**TASK PROMPT:**
Check each line of the material below for "axis". Report how many have it, with no other words.

[A run of records]
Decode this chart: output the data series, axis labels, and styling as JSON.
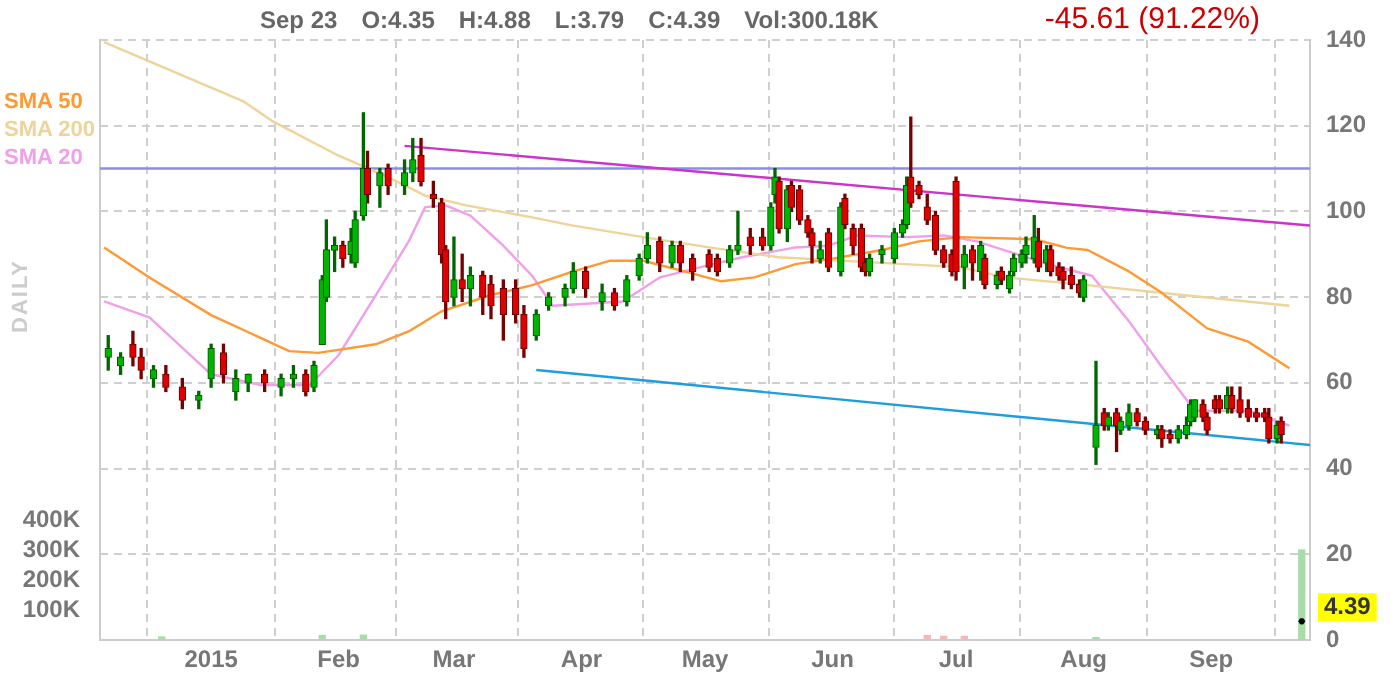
{
  "chart_data": {
    "type": "candlestick",
    "y2label": "DAILY",
    "x": [
      "2014-12-07",
      "2014-12-10",
      "2014-12-13",
      "2014-12-15",
      "2014-12-18",
      "2014-12-21",
      "2014-12-25",
      "2014-12-29",
      "2015-01-01",
      "2015-01-04",
      "2015-01-07",
      "2015-01-10",
      "2015-01-14",
      "2015-01-18",
      "2015-01-21",
      "2015-01-24",
      "2015-01-26",
      "2015-01-28",
      "2015-01-29",
      "2015-01-31",
      "2015-02-02",
      "2015-02-04",
      "2015-02-05",
      "2015-02-07",
      "2015-02-08",
      "2015-02-11",
      "2015-02-13",
      "2015-02-17",
      "2015-02-19",
      "2015-02-21",
      "2015-02-24",
      "2015-02-26",
      "2015-02-27",
      "2015-03-01",
      "2015-03-03",
      "2015-03-05",
      "2015-03-08",
      "2015-03-10",
      "2015-03-13",
      "2015-03-16",
      "2015-03-18",
      "2015-03-21",
      "2015-03-24",
      "2015-03-28",
      "2015-03-30",
      "2015-04-02",
      "2015-04-06",
      "2015-04-09",
      "2015-04-12",
      "2015-04-15",
      "2015-04-17",
      "2015-04-20",
      "2015-04-23",
      "2015-04-25",
      "2015-04-28",
      "2015-05-02",
      "2015-05-04",
      "2015-05-07",
      "2015-05-09",
      "2015-05-12",
      "2015-05-15",
      "2015-05-17",
      "2015-05-18",
      "2015-05-19",
      "2015-05-21",
      "2015-05-22",
      "2015-05-24",
      "2015-05-26",
      "2015-05-27",
      "2015-05-29",
      "2015-05-31",
      "2015-06-03",
      "2015-06-04",
      "2015-06-06",
      "2015-06-08",
      "2015-06-09",
      "2015-06-10",
      "2015-06-13",
      "2015-06-16",
      "2015-06-18",
      "2015-06-19",
      "2015-06-20",
      "2015-06-22",
      "2015-06-24",
      "2015-06-26",
      "2015-06-28",
      "2015-06-30",
      "2015-07-01",
      "2015-07-03",
      "2015-07-05",
      "2015-07-07",
      "2015-07-08",
      "2015-07-11",
      "2015-07-12",
      "2015-07-14",
      "2015-07-15",
      "2015-07-17",
      "2015-07-18",
      "2015-07-20",
      "2015-07-21",
      "2015-07-23",
      "2015-07-24",
      "2015-07-26",
      "2015-07-27",
      "2015-07-29",
      "2015-07-31",
      "2015-08-01",
      "2015-08-04",
      "2015-08-06",
      "2015-08-07",
      "2015-08-09",
      "2015-08-10",
      "2015-08-12",
      "2015-08-14",
      "2015-08-16",
      "2015-08-19",
      "2015-08-20",
      "2015-08-22",
      "2015-08-24",
      "2015-08-26",
      "2015-08-27",
      "2015-08-28",
      "2015-08-30",
      "2015-08-31",
      "2015-09-02",
      "2015-09-03",
      "2015-09-05",
      "2015-09-06",
      "2015-09-08",
      "2015-09-10",
      "2015-09-12",
      "2015-09-14",
      "2015-09-15",
      "2015-09-17",
      "2015-09-18",
      "2015-09-23"
    ],
    "ohlc": [
      [
        66,
        71,
        63,
        68
      ],
      [
        64,
        67,
        62,
        66
      ],
      [
        69,
        72,
        64,
        66
      ],
      [
        66,
        68,
        61,
        63
      ],
      [
        61,
        64,
        59,
        63
      ],
      [
        62,
        64,
        58,
        59
      ],
      [
        59,
        61,
        54,
        56
      ],
      [
        56,
        58,
        54,
        57
      ],
      [
        61,
        69,
        59,
        68
      ],
      [
        67,
        69,
        60,
        62
      ],
      [
        58,
        63,
        56,
        61
      ],
      [
        60,
        62,
        58,
        62
      ],
      [
        62,
        63,
        58,
        60
      ],
      [
        59,
        62,
        57,
        61
      ],
      [
        61,
        64,
        59,
        62
      ],
      [
        62,
        63,
        57,
        58
      ],
      [
        59,
        65,
        58,
        64
      ],
      [
        69,
        85,
        69,
        84
      ],
      [
        80,
        98,
        79,
        91
      ],
      [
        91,
        94,
        86,
        92
      ],
      [
        92,
        93,
        87,
        89
      ],
      [
        90,
        96,
        88,
        93
      ],
      [
        88,
        100,
        87,
        98
      ],
      [
        99,
        123,
        98,
        110
      ],
      [
        110,
        114,
        102,
        104
      ],
      [
        106,
        110,
        101,
        109
      ],
      [
        110,
        111,
        104,
        106
      ],
      [
        106,
        112,
        104,
        109
      ],
      [
        109,
        117,
        107,
        112
      ],
      [
        113,
        117,
        106,
        107
      ],
      [
        104,
        107,
        101,
        103
      ],
      [
        102,
        103,
        88,
        90
      ],
      [
        91,
        92,
        75,
        79
      ],
      [
        80,
        94,
        78,
        84
      ],
      [
        84,
        90,
        79,
        82
      ],
      [
        82,
        87,
        78,
        85
      ],
      [
        85,
        86,
        76,
        80
      ],
      [
        83,
        85,
        75,
        78
      ],
      [
        82,
        84,
        70,
        76
      ],
      [
        82,
        84,
        74,
        76
      ],
      [
        76,
        78,
        66,
        68
      ],
      [
        71,
        77,
        70,
        76
      ],
      [
        78,
        81,
        77,
        80
      ],
      [
        80,
        83,
        78,
        82
      ],
      [
        82,
        88,
        81,
        86
      ],
      [
        86,
        87,
        80,
        82
      ],
      [
        79,
        83,
        77,
        81
      ],
      [
        81,
        82,
        77,
        78
      ],
      [
        79,
        85,
        78,
        84
      ],
      [
        85,
        90,
        84,
        89
      ],
      [
        89,
        95,
        88,
        92
      ],
      [
        93,
        94,
        86,
        88
      ],
      [
        88,
        93,
        87,
        92
      ],
      [
        92,
        93,
        86,
        88
      ],
      [
        89,
        90,
        84,
        86
      ],
      [
        90,
        91,
        86,
        87
      ],
      [
        89,
        90,
        85,
        86
      ],
      [
        88,
        92,
        87,
        91
      ],
      [
        91,
        100,
        90,
        92
      ],
      [
        94,
        96,
        90,
        92
      ],
      [
        94,
        96,
        91,
        92
      ],
      [
        92,
        102,
        91,
        101
      ],
      [
        104,
        110,
        102,
        108
      ],
      [
        107,
        108,
        95,
        96
      ],
      [
        96,
        106,
        93,
        105
      ],
      [
        106,
        107,
        100,
        101
      ],
      [
        105,
        106,
        97,
        98
      ],
      [
        98,
        99,
        94,
        95
      ],
      [
        95,
        96,
        88,
        92
      ],
      [
        89,
        93,
        88,
        91
      ],
      [
        95,
        96,
        86,
        87
      ],
      [
        86,
        102,
        85,
        101
      ],
      [
        103,
        104,
        96,
        97
      ],
      [
        96,
        97,
        90,
        92
      ],
      [
        96,
        97,
        86,
        87
      ],
      [
        88,
        89,
        85,
        86
      ],
      [
        86,
        90,
        85,
        89
      ],
      [
        90,
        92,
        88,
        91
      ],
      [
        89,
        96,
        88,
        95
      ],
      [
        95,
        98,
        94,
        97
      ],
      [
        97,
        108,
        96,
        106
      ],
      [
        108,
        122,
        101,
        102
      ],
      [
        106,
        107,
        103,
        104
      ],
      [
        101,
        104,
        97,
        98
      ],
      [
        99,
        100,
        90,
        91
      ],
      [
        91,
        92,
        87,
        88
      ],
      [
        90,
        91,
        85,
        86
      ],
      [
        107,
        108,
        84,
        86
      ],
      [
        87,
        92,
        82,
        90
      ],
      [
        91,
        92,
        84,
        88
      ],
      [
        86,
        93,
        84,
        92
      ],
      [
        89,
        90,
        82,
        83
      ],
      [
        83,
        86,
        82,
        85
      ],
      [
        86,
        87,
        83,
        84
      ],
      [
        82,
        86,
        81,
        85
      ],
      [
        86,
        90,
        85,
        89
      ],
      [
        88,
        91,
        87,
        90
      ],
      [
        90,
        94,
        88,
        92
      ],
      [
        89,
        99,
        88,
        94
      ],
      [
        93,
        96,
        86,
        87
      ],
      [
        88,
        92,
        86,
        91
      ],
      [
        91,
        92,
        85,
        86
      ],
      [
        87,
        88,
        84,
        85
      ],
      [
        86,
        87,
        82,
        84
      ],
      [
        85,
        87,
        82,
        83
      ],
      [
        83,
        84,
        80,
        81
      ],
      [
        80,
        85,
        79,
        84
      ],
      [
        45,
        65,
        41,
        50
      ],
      [
        53,
        54,
        49,
        50
      ],
      [
        50,
        53,
        49,
        52
      ],
      [
        53,
        54,
        44,
        50
      ],
      [
        49,
        52,
        48,
        51
      ],
      [
        50,
        55,
        49,
        53
      ],
      [
        53,
        54,
        50,
        51
      ],
      [
        51,
        52,
        48,
        49
      ],
      [
        48,
        50,
        47,
        49
      ],
      [
        49,
        50,
        45,
        47
      ],
      [
        48,
        49,
        46,
        47
      ],
      [
        47,
        50,
        46,
        49
      ],
      [
        48,
        52,
        47,
        50
      ],
      [
        51,
        56,
        50,
        55
      ],
      [
        52,
        56,
        51,
        56
      ],
      [
        55,
        56,
        51,
        52
      ],
      [
        52,
        53,
        48,
        49
      ],
      [
        56,
        57,
        53,
        54
      ],
      [
        56,
        57,
        53,
        54
      ],
      [
        54,
        59,
        53,
        57
      ],
      [
        57,
        59,
        53,
        54
      ],
      [
        56,
        59,
        52,
        53
      ],
      [
        54,
        56,
        51,
        52
      ],
      [
        53,
        54,
        51,
        52
      ],
      [
        53,
        54,
        51,
        52
      ],
      [
        52,
        54,
        46,
        47
      ],
      [
        47,
        51,
        46,
        50
      ],
      [
        51,
        52,
        46,
        48
      ],
      [
        4.35,
        4.88,
        3.79,
        4.39
      ]
    ],
    "series": [
      {
        "name": "SMA 50",
        "type": "line",
        "color": "#ff9933",
        "x": [
          "2014-12-06",
          "2014-12-17",
          "2015-01-01",
          "2015-01-20",
          "2015-01-27",
          "2015-02-10",
          "2015-02-18",
          "2015-02-26",
          "2015-03-10",
          "2015-03-20",
          "2015-03-30",
          "2015-04-08",
          "2015-04-16",
          "2015-04-26",
          "2015-05-05",
          "2015-05-13",
          "2015-05-23",
          "2015-06-01",
          "2015-06-13",
          "2015-06-22",
          "2015-07-02",
          "2015-07-20",
          "2015-07-28",
          "2015-08-02",
          "2015-08-12",
          "2015-08-20",
          "2015-08-31",
          "2015-09-10",
          "2015-09-20"
        ],
        "values": [
          91.6,
          84.6,
          75.8,
          67.4,
          67,
          69,
          72,
          76.7,
          80.5,
          82.8,
          86,
          88.5,
          88.5,
          86,
          83.7,
          84.6,
          87.7,
          89,
          91,
          93,
          94,
          93.5,
          91.5,
          91,
          86,
          81,
          72.7,
          69.6,
          63.4
        ]
      },
      {
        "name": "SMA 200",
        "type": "line",
        "color": "#eed39a",
        "x": [
          "2014-12-06",
          "2015-01-09",
          "2015-01-16",
          "2015-02-01",
          "2015-02-13",
          "2015-02-22",
          "2015-03-04",
          "2015-03-20",
          "2015-03-30",
          "2015-04-16",
          "2015-05-02",
          "2015-05-19",
          "2015-06-05",
          "2015-07-02",
          "2015-07-13",
          "2015-08-02",
          "2015-08-25",
          "2015-09-20"
        ],
        "values": [
          139.5,
          125.6,
          121,
          113,
          108,
          103.7,
          101.4,
          98.6,
          96.7,
          94,
          91.6,
          89.3,
          88.4,
          87,
          84.6,
          82.8,
          80.5,
          78
        ]
      },
      {
        "name": "SMA 20",
        "type": "line",
        "color": "#f0a0e8",
        "x": [
          "2014-12-06",
          "2014-12-17",
          "2015-01-01",
          "2015-01-13",
          "2015-01-25",
          "2015-02-01",
          "2015-02-11",
          "2015-02-18",
          "2015-02-22",
          "2015-02-27",
          "2015-03-05",
          "2015-03-13",
          "2015-03-20",
          "2015-03-25",
          "2015-04-11",
          "2015-04-20",
          "2015-04-30",
          "2015-05-10",
          "2015-05-23",
          "2015-05-31",
          "2015-06-07",
          "2015-06-19",
          "2015-06-28",
          "2015-07-06",
          "2015-07-24",
          "2015-08-03",
          "2015-08-12",
          "2015-08-20",
          "2015-08-28",
          "2015-09-10",
          "2015-09-20"
        ],
        "values": [
          79,
          75.3,
          62,
          59.5,
          59.5,
          66.5,
          82,
          93,
          101,
          101.4,
          99,
          92,
          85,
          78,
          79,
          84.6,
          87,
          89.3,
          91.6,
          92,
          94.4,
          94,
          94.4,
          93,
          87.5,
          85,
          74.4,
          63.7,
          53.5,
          53.5,
          50
        ]
      },
      {
        "type": "line",
        "color": "#cc33cc",
        "x": [
          "2015-02-17",
          "2015-09-25"
        ],
        "values": [
          115.3,
          96.7
        ]
      },
      {
        "type": "line",
        "color": "#1e9ee0",
        "x": [
          "2015-03-21",
          "2015-09-25"
        ],
        "values": [
          63,
          45.5
        ]
      },
      {
        "type": "bar",
        "axis": "y2",
        "x": [
          "2014-12-20",
          "2015-01-28",
          "2015-02-07",
          "2015-02-24",
          "2015-05-20",
          "2015-06-03",
          "2015-06-24",
          "2015-06-28",
          "2015-07-03",
          "2015-08-04",
          "2015-09-23"
        ],
        "values": [
          10000,
          15000,
          16000,
          null,
          null,
          null,
          15000,
          12000,
          12000,
          8000,
          300000
        ],
        "colors": [
          "#a8dca8",
          "#a8dca8",
          "#a8dca8",
          "#f4b8b8",
          "#a8dca8",
          "#a8dca8",
          "#f4b8b8",
          "#f4b8b8",
          "#f4b8b8",
          "#a8dca8",
          "#a8dca8"
        ]
      }
    ],
    "ref_lines": [
      {
        "axis": "y",
        "value": 110,
        "color": "#8c8cee"
      }
    ],
    "xlim": [
      "2014-12-05",
      "2015-09-25"
    ],
    "xticks": [
      {
        "value": "2015-01-01",
        "label": "2015"
      },
      {
        "value": "2015-02-01",
        "label": "Feb"
      },
      {
        "value": "2015-03-01",
        "label": "Mar"
      },
      {
        "value": "2015-04-01",
        "label": "Apr"
      },
      {
        "value": "2015-05-01",
        "label": "May"
      },
      {
        "value": "2015-06-01",
        "label": "Jun"
      },
      {
        "value": "2015-07-01",
        "label": "Jul"
      },
      {
        "value": "2015-08-01",
        "label": "Aug"
      },
      {
        "value": "2015-09-01",
        "label": "Sep"
      }
    ],
    "ylim": [
      0,
      140
    ],
    "yticks": [
      0,
      20,
      40,
      60,
      80,
      100,
      120,
      140
    ],
    "y2lim": [
      0,
      2000000
    ],
    "y2ticks": [
      {
        "value": 100000,
        "label": "100K"
      },
      {
        "value": 200000,
        "label": "200K"
      },
      {
        "value": 300000,
        "label": "300K"
      },
      {
        "value": 400000,
        "label": "400K"
      }
    ],
    "grid": true,
    "legend": "top left",
    "annotations": [
      "Sep 23",
      "O:4.35",
      "H:4.88",
      "L:3.79",
      "C:4.39",
      "Vol:300.18K",
      "-45.61 (91.22%)",
      {
        "text": "4.39",
        "x": "2015-09-23",
        "y": 4.39
      }
    ]
  }
}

**PROBLEM SOLUTION:**
3